### TASK TO CARRY OUT
Retype the records below exactly as they appear, but leave out any pictures.

### TASK MATERIAL
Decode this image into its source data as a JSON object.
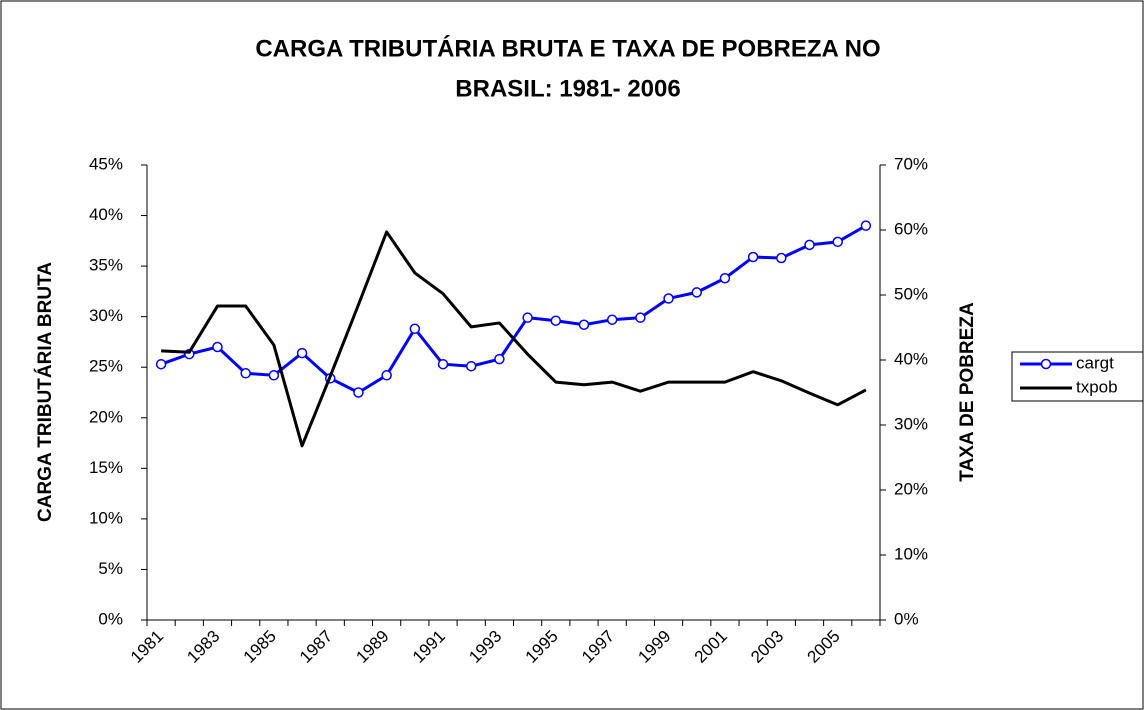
{
  "chart_data": {
    "type": "line",
    "title": [
      "CARGA TRIBUTÁRIA BRUTA E TAXA DE POBREZA NO",
      "BRASIL: 1981- 2006"
    ],
    "y_label": "CARGA TRIBUTÁRIA BRUTA",
    "y2_label": "TAXA DE POBREZA",
    "categories": [
      "1981",
      null,
      "1983",
      null,
      "1985",
      null,
      "1987",
      null,
      "1989",
      null,
      "1991",
      null,
      "1993",
      null,
      "1995",
      null,
      "1997",
      null,
      "1999",
      null,
      "2001",
      null,
      "2003",
      null,
      "2005",
      null
    ],
    "series": [
      {
        "name": "cargt",
        "color": "#0000ff",
        "values": [
          25.3,
          26.3,
          27.0,
          24.4,
          24.2,
          26.4,
          23.9,
          22.5,
          24.2,
          28.8,
          25.3,
          25.1,
          25.8,
          29.9,
          29.6,
          29.2,
          29.7,
          29.9,
          31.8,
          32.4,
          33.8,
          35.9,
          35.8,
          37.1,
          37.4,
          39.0
        ]
      },
      {
        "name": "txpob",
        "color": "#000000",
        "axis": "y2",
        "values": [
          41.4,
          41.2,
          48.3,
          48.3,
          42.3,
          26.8,
          37.5,
          48.5,
          59.7,
          53.4,
          50.2,
          45.1,
          45.7,
          40.9,
          36.6,
          36.2,
          36.6,
          35.2,
          36.6,
          36.6,
          36.6,
          38.2,
          36.8,
          34.9,
          33.1,
          35.4
        ]
      }
    ],
    "ylim": [
      0,
      45
    ],
    "yticks": [
      {
        "value": 0,
        "label": "0%"
      },
      {
        "value": 5,
        "label": "5%"
      },
      {
        "value": 10,
        "label": "10%"
      },
      {
        "value": 15,
        "label": "15%"
      },
      {
        "value": 20,
        "label": "20%"
      },
      {
        "value": 25,
        "label": "25%"
      },
      {
        "value": 30,
        "label": "30%"
      },
      {
        "value": 35,
        "label": "35%"
      },
      {
        "value": 40,
        "label": "40%"
      },
      {
        "value": 45,
        "label": "45%"
      }
    ],
    "y2lim": [
      0,
      70
    ],
    "y2ticks": [
      {
        "value": 0,
        "label": "0%"
      },
      {
        "value": 10,
        "label": "10%"
      },
      {
        "value": 20,
        "label": "20%"
      },
      {
        "value": 30,
        "label": "30%"
      },
      {
        "value": 40,
        "label": "40%"
      },
      {
        "value": 50,
        "label": "50%"
      },
      {
        "value": 60,
        "label": "60%"
      },
      {
        "value": 70,
        "label": "70%"
      }
    ],
    "legend": "right"
  }
}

### FULL RESPONSE
Decode this image into its source data as a JSON object.
{
  "chart_data": {
    "type": "line",
    "title": [
      "CARGA TRIBUTÁRIA BRUTA E TAXA DE POBREZA NO",
      "BRASIL: 1981- 2006"
    ],
    "y_label": "CARGA TRIBUTÁRIA BRUTA",
    "y2_label": "TAXA DE POBREZA",
    "categories": [
      "1981",
      null,
      "1983",
      null,
      "1985",
      null,
      "1987",
      null,
      "1989",
      null,
      "1991",
      null,
      "1993",
      null,
      "1995",
      null,
      "1997",
      null,
      "1999",
      null,
      "2001",
      null,
      "2003",
      null,
      "2005",
      null
    ],
    "series": [
      {
        "name": "cargt",
        "color": "#0000ff",
        "values": [
          25.3,
          26.3,
          27.0,
          24.4,
          24.2,
          26.4,
          23.9,
          22.5,
          24.2,
          28.8,
          25.3,
          25.1,
          25.8,
          29.9,
          29.6,
          29.2,
          29.7,
          29.9,
          31.8,
          32.4,
          33.8,
          35.9,
          35.8,
          37.1,
          37.4,
          39.0
        ]
      },
      {
        "name": "txpob",
        "color": "#000000",
        "axis": "y2",
        "values": [
          41.4,
          41.2,
          48.3,
          48.3,
          42.3,
          26.8,
          37.5,
          48.5,
          59.7,
          53.4,
          50.2,
          45.1,
          45.7,
          40.9,
          36.6,
          36.2,
          36.6,
          35.2,
          36.6,
          36.6,
          36.6,
          38.2,
          36.8,
          34.9,
          33.1,
          35.4
        ]
      }
    ],
    "ylim": [
      0,
      45
    ],
    "yticks": [
      {
        "value": 0,
        "label": "0%"
      },
      {
        "value": 5,
        "label": "5%"
      },
      {
        "value": 10,
        "label": "10%"
      },
      {
        "value": 15,
        "label": "15%"
      },
      {
        "value": 20,
        "label": "20%"
      },
      {
        "value": 25,
        "label": "25%"
      },
      {
        "value": 30,
        "label": "30%"
      },
      {
        "value": 35,
        "label": "35%"
      },
      {
        "value": 40,
        "label": "40%"
      },
      {
        "value": 45,
        "label": "45%"
      }
    ],
    "y2lim": [
      0,
      70
    ],
    "y2ticks": [
      {
        "value": 0,
        "label": "0%"
      },
      {
        "value": 10,
        "label": "10%"
      },
      {
        "value": 20,
        "label": "20%"
      },
      {
        "value": 30,
        "label": "30%"
      },
      {
        "value": 40,
        "label": "40%"
      },
      {
        "value": 50,
        "label": "50%"
      },
      {
        "value": 60,
        "label": "60%"
      },
      {
        "value": 70,
        "label": "70%"
      }
    ],
    "legend": "right"
  }
}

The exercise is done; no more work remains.